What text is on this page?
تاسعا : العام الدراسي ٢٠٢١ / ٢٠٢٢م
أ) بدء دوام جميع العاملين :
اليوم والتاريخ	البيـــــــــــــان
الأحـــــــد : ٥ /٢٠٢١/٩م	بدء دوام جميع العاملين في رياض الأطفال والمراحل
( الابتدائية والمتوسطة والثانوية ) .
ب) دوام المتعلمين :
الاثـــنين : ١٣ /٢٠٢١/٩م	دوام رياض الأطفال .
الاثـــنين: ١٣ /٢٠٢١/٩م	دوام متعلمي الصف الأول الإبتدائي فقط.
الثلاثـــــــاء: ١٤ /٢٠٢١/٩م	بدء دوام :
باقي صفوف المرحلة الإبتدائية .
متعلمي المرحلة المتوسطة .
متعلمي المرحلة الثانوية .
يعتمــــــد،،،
_____
Copy all the records above precisely.

TASK OUTPUT:
What text is on this page?
تاسعا : العام الدراسي ٢٠٢١ / ٢٠٢٢م
أ) بدء دوام جميع العاملين :
اليوم والتاريخ	البيـــــــــــــان
الأحـــــــد : ٥ /٢٠٢١/٩م	بدء دوام جميع العاملين في رياض الأطفال والمراحل
( الابتدائية والمتوسطة والثانوية ) .
ب) دوام المتعلمين :
الاثـــنين : ١٣ /٢٠٢١/٩م	دوام رياض الأطفال .
الاثـــنين: ١٣ /٢٠٢١/٩م	دوام متعلمي الصف الأول الإبتدائي فقط.
الثلاثـــــــاء: ١٤ /٢٠٢١/٩م	بدء دوام :
باقي صفوف المرحلة الإبتدائية .
متعلمي المرحلة المتوسطة .
متعلمي المرحلة الثانوية .
يعتمــــــد،،،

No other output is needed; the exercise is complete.